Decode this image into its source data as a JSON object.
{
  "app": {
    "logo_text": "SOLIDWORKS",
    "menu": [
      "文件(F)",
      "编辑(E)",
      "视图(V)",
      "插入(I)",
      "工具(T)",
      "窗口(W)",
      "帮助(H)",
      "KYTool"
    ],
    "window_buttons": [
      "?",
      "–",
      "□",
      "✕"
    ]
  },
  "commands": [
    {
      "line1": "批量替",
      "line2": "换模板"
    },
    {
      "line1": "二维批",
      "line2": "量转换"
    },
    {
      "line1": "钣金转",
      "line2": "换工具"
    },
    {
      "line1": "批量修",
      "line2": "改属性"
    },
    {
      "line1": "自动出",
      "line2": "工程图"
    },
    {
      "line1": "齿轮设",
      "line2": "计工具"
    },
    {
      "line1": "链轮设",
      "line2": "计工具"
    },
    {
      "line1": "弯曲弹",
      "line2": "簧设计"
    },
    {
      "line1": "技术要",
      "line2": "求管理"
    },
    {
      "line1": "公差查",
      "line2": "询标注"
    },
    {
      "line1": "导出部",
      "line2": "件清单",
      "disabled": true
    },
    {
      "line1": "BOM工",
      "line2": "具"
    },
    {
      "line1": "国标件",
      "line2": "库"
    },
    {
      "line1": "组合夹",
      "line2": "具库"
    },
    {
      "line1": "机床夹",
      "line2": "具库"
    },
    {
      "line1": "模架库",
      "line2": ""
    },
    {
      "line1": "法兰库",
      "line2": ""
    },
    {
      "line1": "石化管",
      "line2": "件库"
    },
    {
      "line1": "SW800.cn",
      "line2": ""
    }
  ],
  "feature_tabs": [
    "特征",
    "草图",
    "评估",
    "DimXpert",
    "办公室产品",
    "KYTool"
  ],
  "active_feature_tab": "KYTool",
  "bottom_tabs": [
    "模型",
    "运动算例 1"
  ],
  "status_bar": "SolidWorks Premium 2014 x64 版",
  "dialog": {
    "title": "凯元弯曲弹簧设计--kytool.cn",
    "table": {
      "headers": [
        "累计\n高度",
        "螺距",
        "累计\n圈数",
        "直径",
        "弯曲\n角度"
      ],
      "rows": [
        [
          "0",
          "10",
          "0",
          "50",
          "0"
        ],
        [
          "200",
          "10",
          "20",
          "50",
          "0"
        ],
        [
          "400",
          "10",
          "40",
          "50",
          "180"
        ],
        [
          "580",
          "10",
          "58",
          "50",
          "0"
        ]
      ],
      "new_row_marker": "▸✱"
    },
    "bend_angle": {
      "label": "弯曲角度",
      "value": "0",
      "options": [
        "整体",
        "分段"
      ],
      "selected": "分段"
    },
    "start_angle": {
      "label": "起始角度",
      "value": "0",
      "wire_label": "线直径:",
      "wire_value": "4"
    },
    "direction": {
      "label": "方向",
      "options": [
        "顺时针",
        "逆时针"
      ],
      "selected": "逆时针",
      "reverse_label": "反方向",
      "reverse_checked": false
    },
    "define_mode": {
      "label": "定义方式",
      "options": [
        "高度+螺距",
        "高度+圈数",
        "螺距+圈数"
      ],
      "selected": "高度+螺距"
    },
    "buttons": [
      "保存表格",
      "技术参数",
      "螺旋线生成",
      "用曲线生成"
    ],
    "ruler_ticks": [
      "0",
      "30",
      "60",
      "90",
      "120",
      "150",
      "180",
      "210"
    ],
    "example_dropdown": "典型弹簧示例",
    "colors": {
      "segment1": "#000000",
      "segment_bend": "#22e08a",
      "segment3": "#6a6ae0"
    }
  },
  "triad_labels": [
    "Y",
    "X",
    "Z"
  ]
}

* * * * *

▶ WHAT THIS TASK INVOLVES: Go through the records line by line and count those containing the string "selected". Give only the total.

▶ FINAL RESULT: 3